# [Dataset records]
####################
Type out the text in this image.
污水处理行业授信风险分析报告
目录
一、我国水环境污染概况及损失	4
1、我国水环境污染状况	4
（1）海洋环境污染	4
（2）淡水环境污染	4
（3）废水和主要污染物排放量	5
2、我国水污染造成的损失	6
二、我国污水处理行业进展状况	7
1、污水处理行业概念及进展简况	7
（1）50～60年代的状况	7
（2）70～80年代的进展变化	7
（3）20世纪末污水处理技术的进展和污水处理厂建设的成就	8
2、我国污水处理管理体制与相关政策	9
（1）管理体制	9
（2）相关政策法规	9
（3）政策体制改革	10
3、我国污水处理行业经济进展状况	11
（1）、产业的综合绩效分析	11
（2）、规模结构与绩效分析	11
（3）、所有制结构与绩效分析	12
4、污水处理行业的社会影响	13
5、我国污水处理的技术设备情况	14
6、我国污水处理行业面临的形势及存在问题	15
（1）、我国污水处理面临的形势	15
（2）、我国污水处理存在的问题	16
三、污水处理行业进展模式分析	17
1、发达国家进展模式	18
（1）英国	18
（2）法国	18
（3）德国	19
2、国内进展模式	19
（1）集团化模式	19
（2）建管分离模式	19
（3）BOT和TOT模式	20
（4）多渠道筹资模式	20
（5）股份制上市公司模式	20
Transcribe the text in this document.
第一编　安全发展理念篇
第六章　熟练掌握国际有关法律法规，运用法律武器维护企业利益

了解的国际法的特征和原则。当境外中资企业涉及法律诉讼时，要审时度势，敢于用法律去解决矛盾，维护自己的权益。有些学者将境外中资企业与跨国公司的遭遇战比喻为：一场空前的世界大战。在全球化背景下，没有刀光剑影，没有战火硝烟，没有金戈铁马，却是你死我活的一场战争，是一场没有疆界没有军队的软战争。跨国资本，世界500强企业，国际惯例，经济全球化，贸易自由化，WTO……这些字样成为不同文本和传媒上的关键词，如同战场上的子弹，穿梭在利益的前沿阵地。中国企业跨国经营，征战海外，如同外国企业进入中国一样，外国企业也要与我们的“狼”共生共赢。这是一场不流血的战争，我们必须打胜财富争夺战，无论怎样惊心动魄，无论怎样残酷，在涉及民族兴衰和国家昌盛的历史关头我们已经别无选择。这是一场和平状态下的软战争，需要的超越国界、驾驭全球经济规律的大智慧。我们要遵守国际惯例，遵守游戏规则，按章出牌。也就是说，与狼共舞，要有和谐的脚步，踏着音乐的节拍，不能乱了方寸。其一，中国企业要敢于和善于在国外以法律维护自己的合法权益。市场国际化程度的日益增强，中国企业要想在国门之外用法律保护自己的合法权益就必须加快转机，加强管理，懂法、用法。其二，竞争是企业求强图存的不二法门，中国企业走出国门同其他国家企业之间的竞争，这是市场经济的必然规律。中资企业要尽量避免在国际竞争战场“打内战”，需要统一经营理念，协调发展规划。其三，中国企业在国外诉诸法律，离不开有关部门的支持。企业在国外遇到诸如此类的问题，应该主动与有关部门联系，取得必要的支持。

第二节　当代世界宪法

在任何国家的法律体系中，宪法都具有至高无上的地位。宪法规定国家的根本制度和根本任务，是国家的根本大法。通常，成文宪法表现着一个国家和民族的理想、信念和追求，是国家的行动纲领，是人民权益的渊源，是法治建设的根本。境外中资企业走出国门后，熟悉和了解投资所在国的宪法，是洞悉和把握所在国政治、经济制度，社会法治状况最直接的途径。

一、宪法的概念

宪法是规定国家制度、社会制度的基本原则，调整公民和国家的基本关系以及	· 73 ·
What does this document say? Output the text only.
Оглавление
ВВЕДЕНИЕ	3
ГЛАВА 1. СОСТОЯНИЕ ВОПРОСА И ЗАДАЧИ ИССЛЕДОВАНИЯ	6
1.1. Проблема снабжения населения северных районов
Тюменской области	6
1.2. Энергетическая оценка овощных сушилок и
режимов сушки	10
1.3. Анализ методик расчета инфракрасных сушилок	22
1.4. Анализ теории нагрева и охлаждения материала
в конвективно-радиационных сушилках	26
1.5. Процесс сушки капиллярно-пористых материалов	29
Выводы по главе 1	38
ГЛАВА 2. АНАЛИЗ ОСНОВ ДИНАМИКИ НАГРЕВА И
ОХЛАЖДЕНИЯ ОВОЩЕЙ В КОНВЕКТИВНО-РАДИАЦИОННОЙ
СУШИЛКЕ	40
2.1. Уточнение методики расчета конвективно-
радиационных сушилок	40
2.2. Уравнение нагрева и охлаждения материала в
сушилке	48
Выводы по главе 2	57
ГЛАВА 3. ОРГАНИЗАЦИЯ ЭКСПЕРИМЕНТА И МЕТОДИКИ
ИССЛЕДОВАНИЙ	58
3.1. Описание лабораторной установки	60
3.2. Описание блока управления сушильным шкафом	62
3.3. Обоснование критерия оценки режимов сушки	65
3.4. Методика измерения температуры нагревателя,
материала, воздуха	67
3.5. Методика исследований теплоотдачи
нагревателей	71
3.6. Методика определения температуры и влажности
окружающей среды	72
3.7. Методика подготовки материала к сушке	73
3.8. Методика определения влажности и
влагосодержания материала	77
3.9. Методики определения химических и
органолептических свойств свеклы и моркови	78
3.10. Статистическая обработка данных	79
####################
# [INSTRUCTIONS FOR THE TASK]
Copy out the material above in its entirety. Every detail must match.

# [RESPONSE BELOW]
Type out the text in this image.
污水处理行业授信风险分析报告
目录
一、我国水环境污染概况及损失	4
1、我国水环境污染状况	4
（1）海洋环境污染	4
（2）淡水环境污染	4
（3）废水和主要污染物排放量	5
2、我国水污染造成的损失	6
二、我国污水处理行业进展状况	7
1、污水处理行业概念及进展简况	7
（1）50～60年代的状况	7
（2）70～80年代的进展变化	7
（3）20世纪末污水处理技术的进展和污水处理厂建设的成就	8
2、我国污水处理管理体制与相关政策	9
（1）管理体制	9
（2）相关政策法规	9
（3）政策体制改革	10
3、我国污水处理行业经济进展状况	11
（1）、产业的综合绩效分析	11
（2）、规模结构与绩效分析	11
（3）、所有制结构与绩效分析	12
4、污水处理行业的社会影响	13
5、我国污水处理的技术设备情况	14
6、我国污水处理行业面临的形势及存在问题	15
（1）、我国污水处理面临的形势	15
（2）、我国污水处理存在的问题	16
三、污水处理行业进展模式分析	17
1、发达国家进展模式	18
（1）英国	18
（2）法国	18
（3）德国	19
2、国内进展模式	19
（1）集团化模式	19
（2）建管分离模式	19
（3）BOT和TOT模式	20
（4）多渠道筹资模式	20
（5）股份制上市公司模式	20
Transcribe the text in this document.
第一编　安全发展理念篇
第六章　熟练掌握国际有关法律法规，运用法律武器维护企业利益

了解的国际法的特征和原则。当境外中资企业涉及法律诉讼时，要审时度势，敢于用法律去解决矛盾，维护自己的权益。有些学者将境外中资企业与跨国公司的遭遇战比喻为：一场空前的世界大战。在全球化背景下，没有刀光剑影，没有战火硝烟，没有金戈铁马，却是你死我活的一场战争，是一场没有疆界没有军队的软战争。跨国资本，世界500强企业，国际惯例，经济全球化，贸易自由化，WTO……这些字样成为不同文本和传媒上的关键词，如同战场上的子弹，穿梭在利益的前沿阵地。中国企业跨国经营，征战海外，如同外国企业进入中国一样，外国企业也要与我们的“狼”共生共赢。这是一场不流血的战争，我们必须打胜财富争夺战，无论怎样惊心动魄，无论怎样残酷，在涉及民族兴衰和国家昌盛的历史关头我们已经别无选择。这是一场和平状态下的软战争，需要的超越国界、驾驭全球经济规律的大智慧。我们要遵守国际惯例，遵守游戏规则，按章出牌。也就是说，与狼共舞，要有和谐的脚步，踏着音乐的节拍，不能乱了方寸。其一，中国企业要敢于和善于在国外以法律维护自己的合法权益。市场国际化程度的日益增强，中国企业要想在国门之外用法律保护自己的合法权益就必须加快转机，加强管理，懂法、用法。其二，竞争是企业求强图存的不二法门，中国企业走出国门同其他国家企业之间的竞争，这是市场经济的必然规律。中资企业要尽量避免在国际竞争战场“打内战”，需要统一经营理念，协调发展规划。其三，中国企业在国外诉诸法律，离不开有关部门的支持。企业在国外遇到诸如此类的问题，应该主动与有关部门联系，取得必要的支持。

第二节　当代世界宪法

在任何国家的法律体系中，宪法都具有至高无上的地位。宪法规定国家的根本制度和根本任务，是国家的根本大法。通常，成文宪法表现着一个国家和民族的理想、信念和追求，是国家的行动纲领，是人民权益的渊源，是法治建设的根本。境外中资企业走出国门后，熟悉和了解投资所在国的宪法，是洞悉和把握所在国政治、经济制度，社会法治状况最直接的途径。

一、宪法的概念

宪法是规定国家制度、社会制度的基本原则，调整公民和国家的基本关系以及	· 73 ·
What does this document say? Output the text only.
Оглавление
ВВЕДЕНИЕ	3
ГЛАВА 1. СОСТОЯНИЕ ВОПРОСА И ЗАДАЧИ ИССЛЕДОВАНИЯ	6
1.1. Проблема снабжения населения северных районов
Тюменской области	6
1.2. Энергетическая оценка овощных сушилок и
режимов сушки	10
1.3. Анализ методик расчета инфракрасных сушилок	22
1.4. Анализ теории нагрева и охлаждения материала
в конвективно-радиационных сушилках	26
1.5. Процесс сушки капиллярно-пористых материалов	29
Выводы по главе 1	38
ГЛАВА 2. АНАЛИЗ ОСНОВ ДИНАМИКИ НАГРЕВА И
ОХЛАЖДЕНИЯ ОВОЩЕЙ В КОНВЕКТИВНО-РАДИАЦИОННОЙ
СУШИЛКЕ	40
2.1. Уточнение методики расчета конвективно-
радиационных сушилок	40
2.2. Уравнение нагрева и охлаждения материала в
сушилке	48
Выводы по главе 2	57
ГЛАВА 3. ОРГАНИЗАЦИЯ ЭКСПЕРИМЕНТА И МЕТОДИКИ
ИССЛЕДОВАНИЙ	58
3.1. Описание лабораторной установки	60
3.2. Описание блока управления сушильным шкафом	62
3.3. Обоснование критерия оценки режимов сушки	65
3.4. Методика измерения температуры нагревателя,
материала, воздуха	67
3.5. Методика исследований теплоотдачи
нагревателей	71
3.6. Методика определения температуры и влажности
окружающей среды	72
3.7. Методика подготовки материала к сушке	73
3.8. Методика определения влажности и
влагосодержания материала	77
3.9. Методики определения химических и
органолептических свойств свеклы и моркови	78
3.10. Статистическая обработка данных	79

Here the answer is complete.